» **TEXT SECTION**:
::::

Had you discussed this BEFORE you got married? Did you go into a marriage where he was saying “In five or ten years maybe” and you were thinking “We’ll have one sooner” or did you agree at first and then change your mind? Are there other areas where it’s always HIS decision imposed on you or is this the only area he is absolutely rigid?

At least be glad he’s not imposing immoral birth control on you.

If this goes on too long, it could bring into question whether your marriage is even valid. Someone’s indefinite “putting off having children” could be a smokescreen for never wanting them.

You don’t say how old you are. Your fertility isn’t a given. And it isn’t indefinite.

Good luck.


#4

A couple of things caught my eye.

First, you are glad he was “willing” to use NFP. Uh, that’s a sign of trouble IHMO.

Does he embrace NFP or tolerate it? If he embraces NFP he likely also embraces the *Church’s teaching *regarding marriage and family. If he tolerates it, I would say he hasn’t internalized what the Church teaches on sexuality, marriage, and family. Are you both practicing Catholics?

Second, has he given any reason regarding why he’s “not ready”? Are we talking finances, career pressures, economic uncertainty, health issues, or just some vague “don’t want to” sentiment? How does he spend his free time? Does he have hobbies that are very time consuming? Is he house and home oriented, spending time with you?

Third, your communication styles seem to vary substantially. If you cannot have a rational discussion about such a serious topic, I suggest you both work on communication styles and techniques.

Fourth, what sort of discussions did you have before marriage? What were your initial timeframes? Have they changed? What are your ages? Are you in stable jobs? Housing situation? Etc?


#5

To answer 1ke’s questions …

  1. Does he embrace NFP or tolerate it?

It’s probably closer to tolerating NFP. I’d agree that he hasn’t internalized the church’s teachings on family.

  1. Are you both practicing Catholics?

Yes.

::::

» **RECORDS PROVIDED**:
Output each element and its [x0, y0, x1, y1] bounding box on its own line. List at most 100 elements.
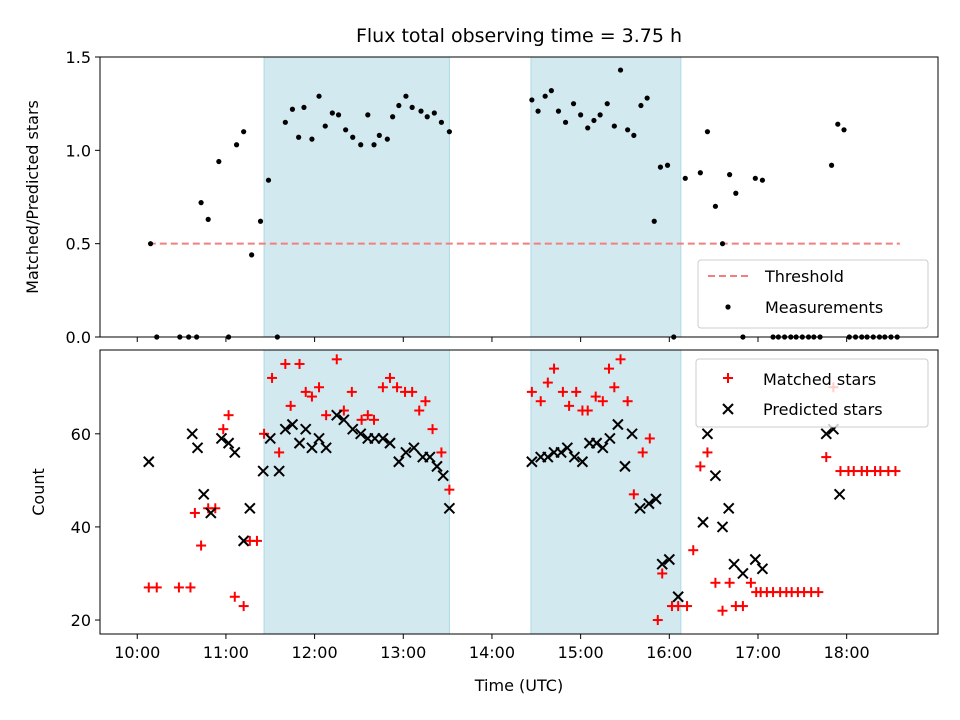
matched-star-marker — [356, 414, 367, 425]
matched-star-marker — [710, 577, 721, 588]
bottom-plot-frame — [99, 349, 939, 635]
predicted-star-marker — [347, 423, 359, 435]
predicted-star-marker — [568, 451, 581, 463]
measurement-point — [664, 162, 671, 168]
matched-star-marker — [609, 382, 620, 393]
matched-star-marker — [549, 363, 560, 374]
predicted-star-marker — [186, 428, 198, 440]
predicted-star-marker — [576, 456, 589, 468]
predicted-star-marker — [590, 437, 603, 449]
matched-star-marker — [571, 386, 582, 397]
bottom-legend: Matched stars Predicted stars — [695, 358, 929, 428]
predicted-star-marker — [279, 423, 292, 435]
measurement-point — [289, 106, 296, 112]
predicted-star-marker — [408, 442, 420, 454]
matched-star-marker — [251, 535, 262, 546]
measurement-point — [625, 127, 631, 133]
bottom-y-axis-label: Count — [29, 468, 48, 516]
matched-star-marker — [557, 386, 568, 397]
measurement-point — [704, 129, 711, 135]
matched-star-marker — [615, 354, 626, 365]
matched-star-marker — [346, 386, 357, 397]
measurement-point — [611, 123, 617, 129]
matched-star-marker — [564, 400, 575, 411]
predicted-star-marker — [320, 442, 332, 454]
predicted-star-marker — [244, 502, 256, 515]
y-tick-label: 1.0 — [66, 141, 91, 160]
predicted-star-marker — [561, 442, 574, 454]
matched-star-marker — [306, 391, 317, 402]
predicted-star-marker — [293, 437, 306, 449]
predicted-star-marker — [626, 428, 638, 440]
matched-star-marker — [745, 577, 756, 588]
matched-star-marker — [644, 433, 655, 444]
matched-star-marker — [238, 601, 249, 612]
x-tick-label: 11:00 — [203, 643, 249, 662]
matched-star-marker — [189, 507, 200, 518]
matched-star-marker — [294, 358, 305, 369]
x-tick-label: 13:00 — [380, 643, 426, 662]
matched-star-marker — [321, 410, 332, 421]
matched-star-marker — [362, 410, 373, 421]
matched-star-marker — [173, 582, 184, 593]
chart-title: Flux total observing time = 3.75 h — [356, 25, 682, 47]
predicted-star-marker — [716, 521, 729, 533]
measurement-point — [719, 241, 726, 247]
measurement-point — [241, 129, 247, 135]
x-tick-label: 16:00 — [646, 643, 692, 662]
matched-star-marker — [331, 354, 342, 365]
legend-threshold-label: Threshold — [764, 267, 844, 286]
measurement-point — [249, 252, 255, 258]
legend-measurements-label: Measurements — [765, 298, 883, 317]
matched-star-marker — [185, 582, 196, 593]
shaded-span-2 — [530, 349, 682, 635]
predicted-star-marker — [643, 497, 655, 510]
matched-star-marker — [535, 396, 546, 407]
matched-star-marker — [369, 414, 380, 425]
measurement-point — [682, 175, 688, 181]
matched-star-marker — [377, 382, 388, 393]
predicted-star-marker — [431, 460, 443, 473]
predicted-star-marker — [331, 409, 343, 421]
top-panel: 0.0 0.5 1.0 1.5 Flux total observing time =… — [23, 25, 939, 347]
top-x-ticks — [136, 337, 848, 342]
measurement-point — [727, 172, 733, 178]
measurement-point — [147, 241, 154, 247]
matched-star-marker — [229, 591, 240, 602]
measurement-point — [752, 175, 758, 181]
predicted-star-marker — [555, 446, 567, 459]
measurement-point — [335, 112, 342, 118]
matched-star-marker — [407, 386, 418, 397]
measurement-point — [418, 108, 424, 114]
measurement-point — [617, 67, 624, 73]
matched-star-marker — [582, 405, 593, 416]
predicted-star-marker — [264, 432, 276, 445]
measurement-point — [759, 177, 766, 183]
matched-star-marker — [637, 447, 648, 458]
x-tick-label: 12:00 — [292, 643, 338, 662]
matched-star-marker — [384, 372, 395, 383]
shaded-span-2 — [530, 56, 682, 338]
predicted-star-marker — [443, 502, 456, 515]
legend-plus-marker — [723, 373, 733, 383]
shaded-span-1 — [263, 349, 450, 635]
predicted-star-points — [143, 409, 846, 603]
matched-star-marker — [280, 358, 291, 369]
predicted-star-marker — [222, 437, 235, 449]
measurement-point — [358, 142, 364, 148]
predicted-star-marker — [143, 456, 155, 468]
y-tick-label: 60 — [71, 425, 91, 444]
measurement-point — [638, 102, 644, 109]
predicted-star-marker — [229, 446, 241, 459]
matched-star-marker — [688, 545, 699, 556]
measurement-point — [591, 117, 597, 124]
predicted-star-marker — [300, 423, 312, 435]
matched-star-marker — [604, 363, 615, 374]
predicted-star-marker — [377, 432, 389, 445]
matched-star-marker — [628, 489, 639, 500]
matched-star-marker — [682, 601, 693, 612]
matched-star-marker — [414, 405, 425, 416]
matched-star-marker — [622, 396, 633, 407]
matched-star-marker — [702, 447, 713, 458]
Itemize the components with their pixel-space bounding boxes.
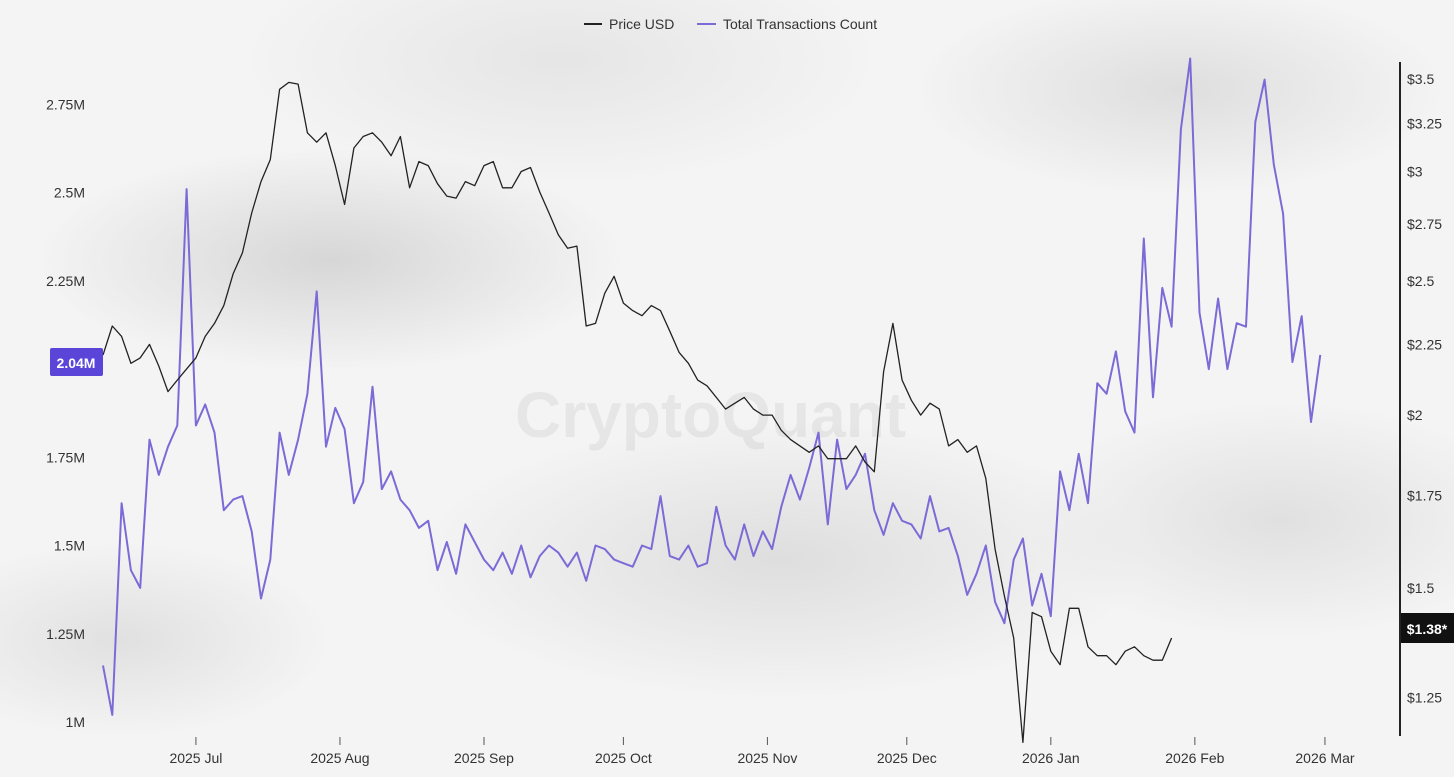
right-axis-tick-label: $1.25 bbox=[1407, 689, 1442, 705]
x-axis: 2025 Jul 2025 Aug 2025 Sep 2025 Oct 2025 Nov… bbox=[169, 737, 1355, 766]
right-axis-tick-label: $3.5 bbox=[1407, 71, 1434, 87]
right-axis-tick-label: $3.25 bbox=[1407, 115, 1442, 131]
x-axis-tick-label: 2025 Sep bbox=[454, 750, 514, 766]
x-axis-tick-label: 2025 Aug bbox=[310, 750, 369, 766]
x-axis-tick-label: 2025 Jul bbox=[169, 750, 222, 766]
left-current-badge: 2.04M bbox=[50, 348, 103, 376]
x-axis-tick-label: 2026 Feb bbox=[1165, 750, 1224, 766]
left-axis-tick-label: 2.75M bbox=[46, 96, 85, 112]
x-axis-tick-label: 2025 Oct bbox=[595, 750, 652, 766]
right-current-badge-text: $1.38* bbox=[1407, 621, 1448, 637]
legend-transactions-label: Total Transactions Count bbox=[723, 16, 877, 32]
left-axis-tick-label: 1.75M bbox=[46, 449, 85, 465]
right-axis-tick-label: $2.5 bbox=[1407, 273, 1434, 289]
right-axis-tick-label: $2 bbox=[1407, 407, 1423, 423]
series-price-line bbox=[102, 81, 1173, 744]
legend: Price USD Total Transactions Count bbox=[584, 16, 877, 32]
right-current-badge: $1.38* bbox=[1401, 613, 1454, 643]
right-axis-tick-label: $1.5 bbox=[1407, 580, 1434, 596]
left-current-badge-box bbox=[50, 348, 103, 376]
right-axis-tick-label: $3 bbox=[1407, 164, 1423, 180]
x-axis-tick-label: 2025 Dec bbox=[877, 750, 937, 766]
left-current-badge-text: 2.04M bbox=[57, 355, 96, 371]
right-axis: $1.25 $1.5 $1.75 $2 $2.25 $2.5 $2.75 $3 $3.25 $3.… bbox=[1407, 71, 1442, 706]
left-axis-tick-label: 1M bbox=[66, 714, 85, 730]
series-transactions-line bbox=[102, 57, 1322, 716]
left-axis-tick-label: 1.25M bbox=[46, 626, 85, 642]
legend-price-label: Price USD bbox=[609, 16, 674, 32]
right-axis-tick-label: $1.75 bbox=[1407, 487, 1442, 503]
left-axis-tick-label: 2.25M bbox=[46, 273, 85, 289]
right-axis-tick-label: $2.25 bbox=[1407, 336, 1442, 352]
x-axis-tick-label: 2026 Jan bbox=[1022, 750, 1080, 766]
left-axis-tick-label: 2.5M bbox=[54, 185, 85, 201]
x-axis-tick-label: 2025 Nov bbox=[737, 750, 797, 766]
right-current-badge-box bbox=[1401, 613, 1454, 643]
left-axis-tick-label: 1.5M bbox=[54, 538, 85, 554]
right-axis-tick-label: $2.75 bbox=[1407, 216, 1442, 232]
x-axis-tick-label: 2026 Mar bbox=[1295, 750, 1354, 766]
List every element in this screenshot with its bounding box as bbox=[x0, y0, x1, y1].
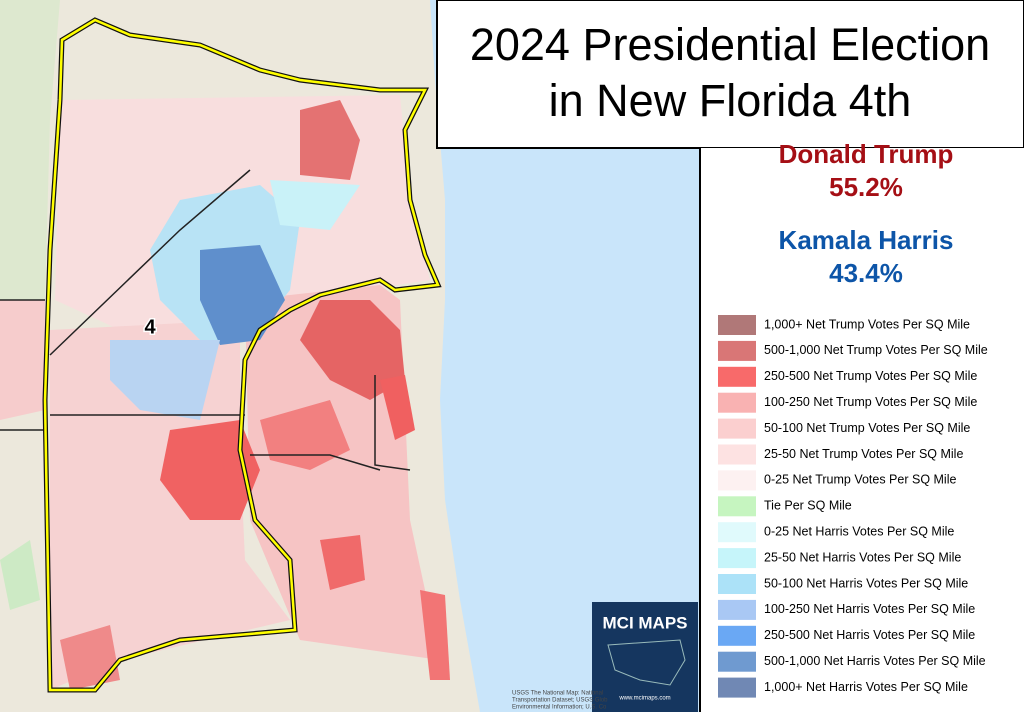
district-outline bbox=[43, 18, 440, 692]
candidate-name: Donald Trump bbox=[779, 139, 954, 169]
legend-swatch bbox=[718, 522, 756, 543]
candidate-share: 43.4% bbox=[829, 258, 903, 288]
legend-swatch bbox=[718, 470, 756, 491]
area-red bbox=[420, 590, 450, 680]
legend-label: 100-250 Net Harris Votes Per SQ Mile bbox=[764, 602, 975, 616]
title-line: 2024 Presidential Election bbox=[470, 19, 990, 70]
legend-label: 250-500 Net Harris Votes Per SQ Mile bbox=[764, 628, 975, 642]
legend-swatch bbox=[718, 625, 756, 646]
title-line: in New Florida 4th bbox=[549, 75, 912, 126]
legend-label: 25-50 Net Trump Votes Per SQ Mile bbox=[764, 447, 963, 461]
area-red bbox=[60, 625, 120, 690]
attribution-line: USGS The National Map: National bbox=[512, 691, 603, 697]
legend-swatch bbox=[718, 651, 756, 672]
legend-label: 100-250 Net Trump Votes Per SQ Mile bbox=[764, 395, 977, 409]
legend-swatch bbox=[718, 315, 756, 335]
legend-label: 500-1,000 Net Trump Votes Per SQ Mile bbox=[764, 343, 988, 357]
legend-label: 50-100 Net Harris Votes Per SQ Mile bbox=[764, 576, 968, 590]
legend: 1,000+ Net Trump Votes Per SQ Mile 500-1,… bbox=[718, 315, 988, 698]
area-red bbox=[320, 535, 365, 590]
boundary bbox=[0, 169, 411, 471]
area-red bbox=[380, 375, 415, 440]
logo-map bbox=[607, 639, 686, 686]
area-red bbox=[260, 400, 350, 470]
logo-title: MCI MAPS bbox=[603, 613, 688, 632]
legend-swatch bbox=[718, 599, 756, 620]
logo-box bbox=[592, 602, 698, 712]
area-green bbox=[0, 540, 40, 610]
area-red bbox=[160, 420, 260, 520]
legend-label: 50-100 Net Trump Votes Per SQ Mile bbox=[764, 421, 970, 435]
legend-swatch bbox=[718, 496, 756, 517]
area-blue bbox=[270, 180, 360, 230]
attribution: USGS The National Map: NationalTransport… bbox=[512, 691, 608, 711]
legend-swatch bbox=[718, 392, 756, 413]
legend-label: 25-50 Net Harris Votes Per SQ Mile bbox=[764, 550, 961, 564]
candidate-name: Kamala Harris bbox=[779, 225, 954, 255]
area-red bbox=[300, 100, 360, 180]
legend-label: 1,000+ Net Harris Votes Per SQ Mile bbox=[764, 680, 968, 694]
legend-swatch bbox=[718, 548, 756, 569]
area-pink bbox=[50, 320, 290, 690]
legend-swatch bbox=[718, 366, 756, 387]
legend-swatch bbox=[718, 340, 756, 361]
area-red bbox=[300, 300, 405, 400]
area-red bbox=[0, 300, 45, 420]
legend-label: Tie Per SQ Mile bbox=[764, 499, 852, 513]
legend-swatch bbox=[718, 444, 756, 465]
legend-label: 500-1,000 Net Harris Votes Per SQ Mile bbox=[764, 654, 986, 668]
attribution-line: Transportation Dataset; USGS Glob bbox=[512, 698, 608, 704]
legend-label: 0-25 Net Harris Votes Per SQ Mile bbox=[764, 524, 954, 538]
attribution-line: Environmental Information; U.S. Co bbox=[512, 705, 607, 711]
legend-label: 0-25 Net Trump Votes Per SQ Mile bbox=[764, 473, 956, 487]
district-label: 4 bbox=[144, 316, 156, 338]
forest bbox=[0, 0, 60, 300]
area-blue bbox=[110, 340, 220, 420]
title-box bbox=[436, 0, 1024, 149]
candidate-share: 55.2% bbox=[829, 172, 903, 202]
legend-swatch bbox=[718, 418, 756, 439]
legend-label: 250-500 Net Trump Votes Per SQ Mile bbox=[764, 369, 977, 383]
area-blue bbox=[200, 245, 285, 345]
legend-label: 1,000+ Net Trump Votes Per SQ Mile bbox=[764, 317, 970, 331]
legend-swatch bbox=[718, 677, 756, 698]
logo-url: www.mcimaps.com bbox=[618, 696, 670, 702]
legend-swatch bbox=[718, 574, 756, 594]
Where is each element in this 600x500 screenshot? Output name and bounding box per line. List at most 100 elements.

::::

» **WHAT TO WORK ON**:
[a] In the discussion about marriage and children above, how does the reply to 1ke's questions describe the husband's attitude toward NFP?
[b] From the discussion about marriage and children above, extract the passage that begins at the words "Had you discussed" and stops after "caught my eye.".
[c] Translate this sentence from the discussion about marriage and children into Spanish: "Someone’s indefinite “putting off having children” could be a smokescreen for never wanting them."

» **EXPECTED OUTPUTS**:
[a] It's probably closer to tolerating NFP than embracing it.

[b]
Had you discussed this BEFORE you got married? Did you go into a marriage where he was saying “In five or ten years maybe” and you were thinking “We’ll have one sooner” or did you agree at first and then change your mind? Are there other areas where it’s always HIS decision imposed on you or is this the only area he is absolutely rigid?

At least be glad he’s not imposing immoral birth control on you.

If this goes on too long, it could bring into question whether your marriage is even valid. Someone’s indefinite “putting off having children” could be a smokescreen for never wanting them.

You don’t say how old you are. Your fertility isn’t a given. And it isn’t indefinite.

Good luck.


#4

A couple of things caught my eye.

[c] El hecho de que alguien «posponga tener hijos» indefinidamente podría ser una cortina de humo para no quererlos nunca.